What to work on: Put every line of the records below into a JSON list of strings, with one string per line and blank lines left out.
....
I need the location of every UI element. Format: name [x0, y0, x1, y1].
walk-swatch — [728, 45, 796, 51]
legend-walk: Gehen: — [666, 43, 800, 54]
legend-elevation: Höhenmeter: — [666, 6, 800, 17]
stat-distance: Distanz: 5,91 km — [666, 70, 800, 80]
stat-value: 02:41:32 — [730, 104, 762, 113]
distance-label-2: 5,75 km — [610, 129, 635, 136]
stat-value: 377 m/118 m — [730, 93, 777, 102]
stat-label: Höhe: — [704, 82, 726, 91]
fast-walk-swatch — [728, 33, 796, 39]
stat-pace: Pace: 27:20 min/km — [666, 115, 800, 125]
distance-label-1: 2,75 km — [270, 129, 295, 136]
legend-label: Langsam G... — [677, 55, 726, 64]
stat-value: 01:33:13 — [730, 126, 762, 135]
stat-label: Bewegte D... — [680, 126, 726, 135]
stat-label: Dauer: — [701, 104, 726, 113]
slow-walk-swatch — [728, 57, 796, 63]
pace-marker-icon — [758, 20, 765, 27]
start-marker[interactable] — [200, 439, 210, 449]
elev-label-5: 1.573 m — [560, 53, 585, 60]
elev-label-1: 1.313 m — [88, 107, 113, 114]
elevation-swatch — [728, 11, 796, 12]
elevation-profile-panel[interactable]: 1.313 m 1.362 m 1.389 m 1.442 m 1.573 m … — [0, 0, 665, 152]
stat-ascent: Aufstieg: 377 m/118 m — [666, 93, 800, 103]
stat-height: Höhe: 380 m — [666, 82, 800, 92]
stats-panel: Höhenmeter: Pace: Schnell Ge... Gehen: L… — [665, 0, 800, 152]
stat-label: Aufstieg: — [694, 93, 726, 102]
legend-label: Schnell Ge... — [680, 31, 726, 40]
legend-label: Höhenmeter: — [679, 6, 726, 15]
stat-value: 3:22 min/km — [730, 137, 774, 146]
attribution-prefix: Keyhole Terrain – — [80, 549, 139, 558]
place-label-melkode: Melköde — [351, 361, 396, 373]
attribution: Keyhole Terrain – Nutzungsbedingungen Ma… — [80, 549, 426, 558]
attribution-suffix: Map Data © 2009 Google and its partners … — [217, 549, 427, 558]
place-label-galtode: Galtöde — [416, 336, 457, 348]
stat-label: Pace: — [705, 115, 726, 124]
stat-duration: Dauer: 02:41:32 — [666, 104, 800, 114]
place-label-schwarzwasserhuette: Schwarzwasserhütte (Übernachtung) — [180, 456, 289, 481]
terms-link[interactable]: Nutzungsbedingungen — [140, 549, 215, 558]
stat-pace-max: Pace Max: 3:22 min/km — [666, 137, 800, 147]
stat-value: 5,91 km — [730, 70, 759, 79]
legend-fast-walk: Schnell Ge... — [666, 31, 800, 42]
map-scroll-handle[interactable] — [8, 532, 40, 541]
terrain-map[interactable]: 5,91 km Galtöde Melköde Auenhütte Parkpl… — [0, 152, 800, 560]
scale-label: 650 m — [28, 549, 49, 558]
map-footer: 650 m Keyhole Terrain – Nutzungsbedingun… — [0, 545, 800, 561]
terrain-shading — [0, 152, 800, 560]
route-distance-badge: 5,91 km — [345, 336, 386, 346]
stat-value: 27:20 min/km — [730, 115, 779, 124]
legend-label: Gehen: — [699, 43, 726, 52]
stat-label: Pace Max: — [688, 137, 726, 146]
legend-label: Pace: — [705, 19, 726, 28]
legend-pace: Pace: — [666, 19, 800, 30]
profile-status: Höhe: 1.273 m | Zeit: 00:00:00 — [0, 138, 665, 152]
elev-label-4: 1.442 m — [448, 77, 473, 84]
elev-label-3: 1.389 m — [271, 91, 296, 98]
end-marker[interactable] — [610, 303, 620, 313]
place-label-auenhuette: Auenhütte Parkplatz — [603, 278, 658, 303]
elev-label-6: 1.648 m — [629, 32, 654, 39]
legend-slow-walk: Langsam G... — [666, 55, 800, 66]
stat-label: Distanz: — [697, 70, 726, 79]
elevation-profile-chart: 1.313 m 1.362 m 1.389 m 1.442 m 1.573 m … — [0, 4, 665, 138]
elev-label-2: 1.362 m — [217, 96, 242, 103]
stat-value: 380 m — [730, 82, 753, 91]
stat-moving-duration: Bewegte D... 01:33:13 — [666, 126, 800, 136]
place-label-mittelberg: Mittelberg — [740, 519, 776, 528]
....
Final result:
[
  "I need the location of every UI element. Format: name [x0, y0, x1, y1].",
  "walk-swatch — [728, 45, 796, 51]",
  "legend-walk: Gehen: — [666, 43, 800, 54]",
  "legend-elevation: Höhenmeter: — [666, 6, 800, 17]",
  "stat-distance: Distanz: 5,91 km — [666, 70, 800, 80]",
  "stat-value: 02:41:32 — [730, 104, 762, 113]",
  "distance-label-2: 5,75 km — [610, 129, 635, 136]",
  "stat-value: 377 m/118 m — [730, 93, 777, 102]",
  "stat-label: Höhe: — [704, 82, 726, 91]",
  "fast-walk-swatch — [728, 33, 796, 39]",
  "stat-pace: Pace: 27:20 min/km — [666, 115, 800, 125]",
  "distance-label-1: 2,75 km — [270, 129, 295, 136]",
  "legend-label: Langsam G... — [677, 55, 726, 64]",
  "stat-value: 01:33:13 — [730, 126, 762, 135]",
  "stat-label: Bewegte D... — [680, 126, 726, 135]",
  "stat-label: Dauer: — [701, 104, 726, 113]",
  "slow-walk-swatch — [728, 57, 796, 63]",
  "pace-marker-icon — [758, 20, 765, 27]",
  "start-marker[interactable] — [200, 439, 210, 449]",
  "elev-label-5: 1.573 m — [560, 53, 585, 60]",
  "elev-label-1: 1.313 m — [88, 107, 113, 114]",
  "elevation-swatch — [728, 11, 796, 12]",
  "elevation-profile-panel[interactable]: 1.313 m 1.362 m 1.389 m 1.442 m 1.573 m … — [0, 0, 665, 152]",
  "stat-ascent: Aufstieg: 377 m/118 m — [666, 93, 800, 103]",
  "stat-height: Höhe: 380 m — [666, 82, 800, 92]",
  "stats-panel: Höhenmeter: Pace: Schnell Ge... Gehen: L… — [665, 0, 800, 152]",
  "stat-label: Aufstieg: — [694, 93, 726, 102]",
  "legend-label: Schnell Ge... — [680, 31, 726, 40]",
  "legend-label: Höhenmeter: — [679, 6, 726, 15]",
  "stat-value: 3:22 min/km — [730, 137, 774, 146]",
  "attribution-prefix: Keyhole Terrain – — [80, 549, 139, 558]",
  "place-label-melkode: Melköde — [351, 361, 396, 373]",
  "attribution: Keyhole Terrain – Nutzungsbedingungen Ma… — [80, 549, 426, 558]",
  "attribution-suffix: Map Data © 2009 Google and its partners … — [217, 549, 427, 558]",
  "place-label-galtode: Galtöde — [416, 336, 457, 348]",
  "stat-label: Pace: — [705, 115, 726, 124]",
  "stat-duration: Dauer: 02:41:32 — [666, 104, 800, 114]",
  "place-label-schwarzwasserhuette: Schwarzwasserhütte (Übernachtung) — [180, 456, 289, 481]",
  "terms-link[interactable]: Nutzungsbedingungen — [140, 549, 215, 558]",
  "stat-pace-max: Pace Max: 3:22 min/km — [666, 137, 800, 147]",
  "stat-value: 5,91 km — [730, 70, 759, 79]",
  "legend-fast-walk: Schnell Ge... — [666, 31, 800, 42]",
  "map-scroll-handle[interactable] — [8, 532, 40, 541]",
  "terrain-map[interactable]: 5,91 km Galtöde Melköde Auenhütte Parkpl… — [0, 152, 800, 560]",
  "scale-label: 650 m — [28, 549, 49, 558]",
  "map-footer: 650 m Keyhole Terrain – Nutzungsbedingun… — [0, 545, 800, 561]",
  "terrain-shading — [0, 152, 800, 560]",
  "route-distance-badge: 5,91 km — [345, 336, 386, 346]",
  "stat-value: 27:20 min/km — [730, 115, 779, 124]",
  "legend-label: Gehen: — [699, 43, 726, 52]",
  "stat-label: Pace Max: — [688, 137, 726, 146]",
  "legend-label: Pace: — [705, 19, 726, 28]",
  "legend-pace: Pace: — [666, 19, 800, 30]",
  "profile-status: Höhe: 1.273 m | Zeit: 00:00:00 — [0, 138, 665, 152]",
  "elev-label-4: 1.442 m — [448, 77, 473, 84]",
  "elev-label-3: 1.389 m — [271, 91, 296, 98]",
  "end-marker[interactable] — [610, 303, 620, 313]",
  "place-label-auenhuette: Auenhütte Parkplatz — [603, 278, 658, 303]",
  "elev-label-6: 1.648 m — [629, 32, 654, 39]",
  "legend-slow-walk: Langsam G... — [666, 55, 800, 66]",
  "stat-label: Distanz: — [697, 70, 726, 79]",
  "elevation-profile-chart: 1.313 m 1.362 m 1.389 m 1.442 m 1.573 m … — [0, 4, 665, 138]",
  "elev-label-2: 1.362 m — [217, 96, 242, 103]",
  "stat-value: 380 m — [730, 82, 753, 91]",
  "stat-moving-duration: Bewegte D... 01:33:13 — [666, 126, 800, 136]",
  "place-label-mittelberg: Mittelberg — [740, 519, 776, 528]"
]